▶ Goal
Pick out each line below containing "Dienstag".

Records from a data collection

┄┄┄┄┄┄┄┄┄┄

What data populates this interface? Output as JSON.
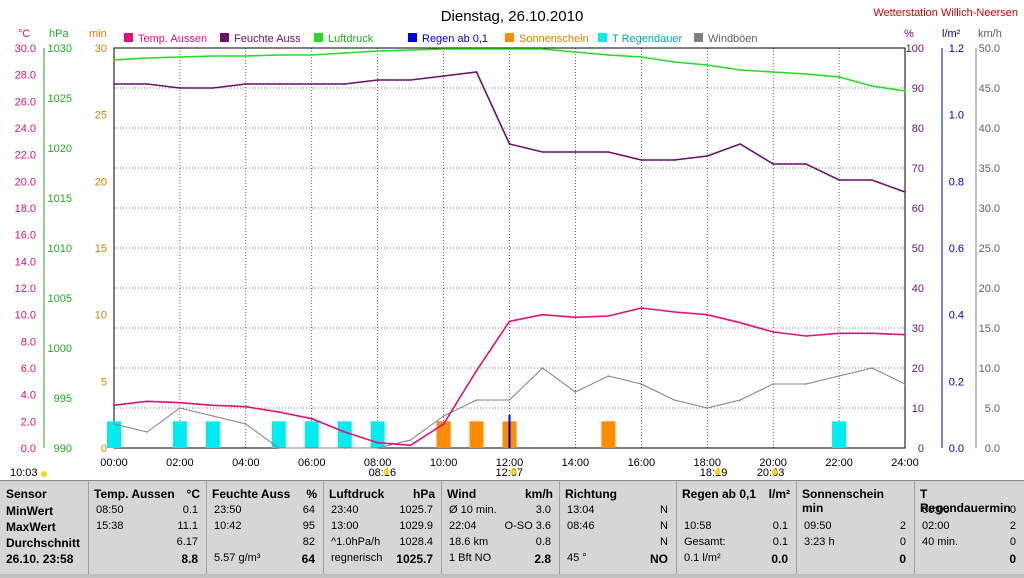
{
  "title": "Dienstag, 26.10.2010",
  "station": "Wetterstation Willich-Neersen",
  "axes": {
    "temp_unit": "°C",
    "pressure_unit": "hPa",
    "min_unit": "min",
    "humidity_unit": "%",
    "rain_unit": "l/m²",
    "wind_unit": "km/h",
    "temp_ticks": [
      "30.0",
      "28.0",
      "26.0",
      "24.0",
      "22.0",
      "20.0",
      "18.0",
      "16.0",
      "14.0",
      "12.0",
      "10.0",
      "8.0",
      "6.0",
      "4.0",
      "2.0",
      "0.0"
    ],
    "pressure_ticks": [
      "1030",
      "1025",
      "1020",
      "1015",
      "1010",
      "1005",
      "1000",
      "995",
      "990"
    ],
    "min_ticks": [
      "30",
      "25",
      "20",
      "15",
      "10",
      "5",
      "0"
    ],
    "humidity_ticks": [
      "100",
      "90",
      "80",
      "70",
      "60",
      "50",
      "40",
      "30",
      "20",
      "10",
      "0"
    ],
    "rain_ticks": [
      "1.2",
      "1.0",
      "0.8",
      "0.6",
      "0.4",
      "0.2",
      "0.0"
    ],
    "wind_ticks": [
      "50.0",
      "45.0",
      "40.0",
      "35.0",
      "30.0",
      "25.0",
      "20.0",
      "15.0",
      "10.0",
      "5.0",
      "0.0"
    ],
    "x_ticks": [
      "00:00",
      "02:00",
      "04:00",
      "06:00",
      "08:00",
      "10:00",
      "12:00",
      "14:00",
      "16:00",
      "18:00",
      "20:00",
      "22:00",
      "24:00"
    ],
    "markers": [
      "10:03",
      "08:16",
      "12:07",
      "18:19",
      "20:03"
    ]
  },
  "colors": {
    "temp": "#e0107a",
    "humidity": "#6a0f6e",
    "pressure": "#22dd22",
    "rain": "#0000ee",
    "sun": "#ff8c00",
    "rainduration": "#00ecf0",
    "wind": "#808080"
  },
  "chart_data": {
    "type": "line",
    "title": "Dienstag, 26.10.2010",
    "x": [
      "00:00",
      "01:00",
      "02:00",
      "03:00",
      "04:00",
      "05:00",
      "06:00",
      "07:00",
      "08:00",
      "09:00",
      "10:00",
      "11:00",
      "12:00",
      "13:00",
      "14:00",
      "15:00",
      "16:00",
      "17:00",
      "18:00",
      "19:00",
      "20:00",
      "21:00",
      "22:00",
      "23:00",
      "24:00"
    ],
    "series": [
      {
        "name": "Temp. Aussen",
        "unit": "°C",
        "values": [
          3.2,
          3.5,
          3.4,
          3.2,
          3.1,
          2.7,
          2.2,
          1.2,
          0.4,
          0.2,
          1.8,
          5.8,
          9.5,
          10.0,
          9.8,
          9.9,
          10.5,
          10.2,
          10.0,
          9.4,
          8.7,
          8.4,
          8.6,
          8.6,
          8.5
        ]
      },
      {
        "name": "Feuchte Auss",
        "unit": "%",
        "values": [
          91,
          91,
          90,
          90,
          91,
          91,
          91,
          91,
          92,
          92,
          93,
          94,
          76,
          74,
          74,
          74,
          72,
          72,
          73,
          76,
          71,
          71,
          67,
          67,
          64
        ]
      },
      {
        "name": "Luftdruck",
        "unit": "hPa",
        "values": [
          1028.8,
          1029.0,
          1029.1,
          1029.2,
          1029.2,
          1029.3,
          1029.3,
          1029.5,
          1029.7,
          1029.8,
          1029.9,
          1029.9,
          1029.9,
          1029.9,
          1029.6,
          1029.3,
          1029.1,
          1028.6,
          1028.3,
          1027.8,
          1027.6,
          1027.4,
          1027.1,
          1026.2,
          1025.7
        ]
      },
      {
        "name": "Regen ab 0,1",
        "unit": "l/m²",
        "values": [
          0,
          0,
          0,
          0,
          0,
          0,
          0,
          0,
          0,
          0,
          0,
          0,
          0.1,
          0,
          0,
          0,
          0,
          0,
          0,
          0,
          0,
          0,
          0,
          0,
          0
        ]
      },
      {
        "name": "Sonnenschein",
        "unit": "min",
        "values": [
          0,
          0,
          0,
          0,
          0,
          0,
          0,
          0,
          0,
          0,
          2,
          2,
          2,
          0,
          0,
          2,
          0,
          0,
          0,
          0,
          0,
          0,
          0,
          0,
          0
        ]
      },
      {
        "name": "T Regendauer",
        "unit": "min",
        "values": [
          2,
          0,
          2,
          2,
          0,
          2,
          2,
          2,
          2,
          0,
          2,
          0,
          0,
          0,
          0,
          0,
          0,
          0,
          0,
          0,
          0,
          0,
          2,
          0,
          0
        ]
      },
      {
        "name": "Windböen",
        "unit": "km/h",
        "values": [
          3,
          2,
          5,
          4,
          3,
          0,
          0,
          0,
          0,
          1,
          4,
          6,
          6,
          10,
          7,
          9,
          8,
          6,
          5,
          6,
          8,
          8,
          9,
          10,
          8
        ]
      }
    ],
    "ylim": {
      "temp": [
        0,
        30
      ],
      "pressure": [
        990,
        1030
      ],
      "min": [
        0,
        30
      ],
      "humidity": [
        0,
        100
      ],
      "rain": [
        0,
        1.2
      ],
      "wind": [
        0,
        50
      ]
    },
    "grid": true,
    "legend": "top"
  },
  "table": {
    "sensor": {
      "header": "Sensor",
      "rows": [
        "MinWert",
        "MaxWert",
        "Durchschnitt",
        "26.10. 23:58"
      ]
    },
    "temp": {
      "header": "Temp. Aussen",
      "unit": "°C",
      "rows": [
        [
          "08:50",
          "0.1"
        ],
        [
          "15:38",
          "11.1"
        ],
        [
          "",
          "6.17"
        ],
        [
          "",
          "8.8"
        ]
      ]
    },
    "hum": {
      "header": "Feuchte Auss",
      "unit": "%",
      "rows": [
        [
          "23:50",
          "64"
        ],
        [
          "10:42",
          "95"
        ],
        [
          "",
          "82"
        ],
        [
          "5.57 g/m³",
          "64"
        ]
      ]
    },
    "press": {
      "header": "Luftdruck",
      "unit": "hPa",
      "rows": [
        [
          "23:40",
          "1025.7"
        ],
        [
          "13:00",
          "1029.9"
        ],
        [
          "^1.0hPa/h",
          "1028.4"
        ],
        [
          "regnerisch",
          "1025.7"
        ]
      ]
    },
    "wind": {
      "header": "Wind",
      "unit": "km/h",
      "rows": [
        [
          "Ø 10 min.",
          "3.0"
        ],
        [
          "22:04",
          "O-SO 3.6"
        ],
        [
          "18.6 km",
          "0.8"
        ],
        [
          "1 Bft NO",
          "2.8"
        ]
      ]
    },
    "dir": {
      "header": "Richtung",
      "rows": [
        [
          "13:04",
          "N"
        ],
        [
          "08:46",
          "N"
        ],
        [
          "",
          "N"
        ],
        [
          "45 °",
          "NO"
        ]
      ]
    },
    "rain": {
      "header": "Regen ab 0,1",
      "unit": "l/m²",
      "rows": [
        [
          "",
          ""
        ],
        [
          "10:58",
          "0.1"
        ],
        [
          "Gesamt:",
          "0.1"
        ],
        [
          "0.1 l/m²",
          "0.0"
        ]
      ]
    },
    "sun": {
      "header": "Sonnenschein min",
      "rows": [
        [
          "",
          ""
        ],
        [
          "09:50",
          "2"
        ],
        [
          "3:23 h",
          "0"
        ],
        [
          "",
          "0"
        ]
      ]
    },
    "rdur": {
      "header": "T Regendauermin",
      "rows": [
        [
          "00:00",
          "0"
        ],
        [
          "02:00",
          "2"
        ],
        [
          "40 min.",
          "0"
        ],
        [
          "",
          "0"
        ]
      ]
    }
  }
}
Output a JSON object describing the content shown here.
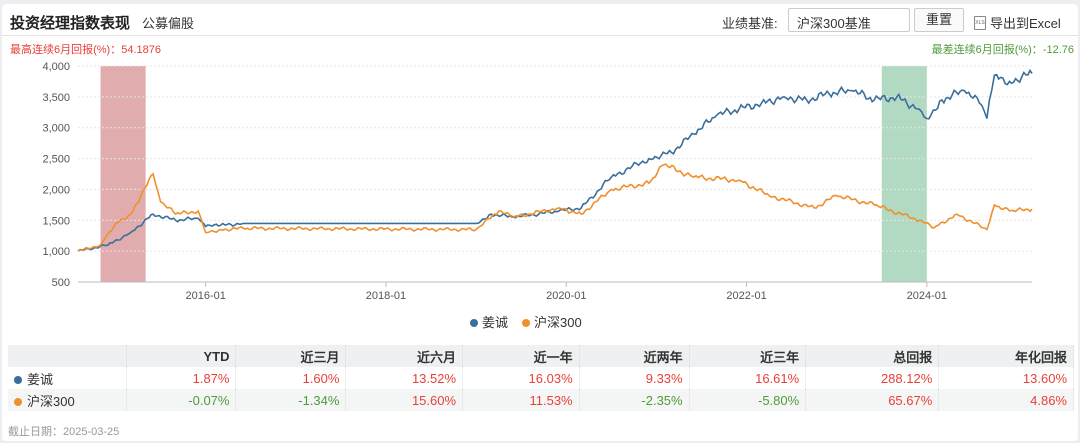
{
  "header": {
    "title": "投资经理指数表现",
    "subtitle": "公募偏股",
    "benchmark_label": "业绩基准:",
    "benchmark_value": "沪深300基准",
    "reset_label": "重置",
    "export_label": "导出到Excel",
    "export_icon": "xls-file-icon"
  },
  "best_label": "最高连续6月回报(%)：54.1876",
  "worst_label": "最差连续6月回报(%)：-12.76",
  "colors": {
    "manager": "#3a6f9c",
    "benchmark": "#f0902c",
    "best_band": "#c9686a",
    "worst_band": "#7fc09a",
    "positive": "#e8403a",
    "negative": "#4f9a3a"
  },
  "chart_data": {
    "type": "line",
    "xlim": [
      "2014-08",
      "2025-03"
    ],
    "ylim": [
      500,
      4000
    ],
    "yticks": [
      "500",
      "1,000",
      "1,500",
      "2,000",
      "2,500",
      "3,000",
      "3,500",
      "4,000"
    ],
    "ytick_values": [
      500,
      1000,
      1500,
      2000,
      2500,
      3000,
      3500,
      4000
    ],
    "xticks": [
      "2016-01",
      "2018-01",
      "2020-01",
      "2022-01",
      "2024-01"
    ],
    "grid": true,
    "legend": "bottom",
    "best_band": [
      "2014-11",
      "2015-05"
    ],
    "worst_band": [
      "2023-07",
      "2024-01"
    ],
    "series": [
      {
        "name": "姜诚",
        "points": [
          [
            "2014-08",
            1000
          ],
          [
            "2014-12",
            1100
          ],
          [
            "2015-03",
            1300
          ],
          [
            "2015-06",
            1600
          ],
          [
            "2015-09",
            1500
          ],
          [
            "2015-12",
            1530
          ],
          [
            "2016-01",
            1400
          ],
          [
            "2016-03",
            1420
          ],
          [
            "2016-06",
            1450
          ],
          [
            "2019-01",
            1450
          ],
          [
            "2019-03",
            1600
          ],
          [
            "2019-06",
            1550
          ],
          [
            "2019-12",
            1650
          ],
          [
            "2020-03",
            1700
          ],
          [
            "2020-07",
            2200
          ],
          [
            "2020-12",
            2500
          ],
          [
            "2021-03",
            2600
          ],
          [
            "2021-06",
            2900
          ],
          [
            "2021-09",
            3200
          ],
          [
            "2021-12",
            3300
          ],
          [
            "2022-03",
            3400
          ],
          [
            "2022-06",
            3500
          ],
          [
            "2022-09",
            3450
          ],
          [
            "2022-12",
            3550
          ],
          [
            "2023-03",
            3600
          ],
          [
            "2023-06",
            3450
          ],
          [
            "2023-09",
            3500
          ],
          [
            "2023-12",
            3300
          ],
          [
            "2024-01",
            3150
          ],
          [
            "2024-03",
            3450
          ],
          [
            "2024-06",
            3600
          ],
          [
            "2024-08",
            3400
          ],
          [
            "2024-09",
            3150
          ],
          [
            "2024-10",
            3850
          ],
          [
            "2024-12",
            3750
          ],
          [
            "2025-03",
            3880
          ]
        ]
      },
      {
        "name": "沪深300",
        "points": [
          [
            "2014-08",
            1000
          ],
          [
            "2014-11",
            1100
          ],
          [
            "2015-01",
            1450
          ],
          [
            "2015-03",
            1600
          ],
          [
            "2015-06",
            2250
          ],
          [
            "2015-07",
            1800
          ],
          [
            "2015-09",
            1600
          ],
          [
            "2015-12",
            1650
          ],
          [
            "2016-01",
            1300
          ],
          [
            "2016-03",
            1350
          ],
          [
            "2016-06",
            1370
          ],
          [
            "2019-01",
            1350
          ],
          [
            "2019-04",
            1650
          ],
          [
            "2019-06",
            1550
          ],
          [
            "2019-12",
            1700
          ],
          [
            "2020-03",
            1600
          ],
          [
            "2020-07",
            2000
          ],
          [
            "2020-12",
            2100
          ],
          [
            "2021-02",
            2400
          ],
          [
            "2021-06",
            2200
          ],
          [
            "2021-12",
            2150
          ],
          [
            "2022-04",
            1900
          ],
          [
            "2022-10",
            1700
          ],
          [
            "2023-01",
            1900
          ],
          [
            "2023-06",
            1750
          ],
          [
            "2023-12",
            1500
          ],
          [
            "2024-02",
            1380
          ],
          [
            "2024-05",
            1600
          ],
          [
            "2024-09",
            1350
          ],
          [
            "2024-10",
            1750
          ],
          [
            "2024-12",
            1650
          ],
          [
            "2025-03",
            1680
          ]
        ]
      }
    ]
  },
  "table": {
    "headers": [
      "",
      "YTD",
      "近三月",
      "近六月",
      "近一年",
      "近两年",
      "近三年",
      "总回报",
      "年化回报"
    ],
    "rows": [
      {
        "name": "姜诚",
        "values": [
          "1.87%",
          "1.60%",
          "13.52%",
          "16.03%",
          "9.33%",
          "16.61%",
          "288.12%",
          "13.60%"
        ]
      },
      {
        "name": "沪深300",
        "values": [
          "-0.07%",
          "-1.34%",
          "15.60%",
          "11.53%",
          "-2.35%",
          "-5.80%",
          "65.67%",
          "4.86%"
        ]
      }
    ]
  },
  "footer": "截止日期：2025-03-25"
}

┄┄┄┄┄┄┄┄┄┄

▶ The solution
  "title": "Dienstag, 26.10.2010",
    "title": "Dienstag, 26.10.2010",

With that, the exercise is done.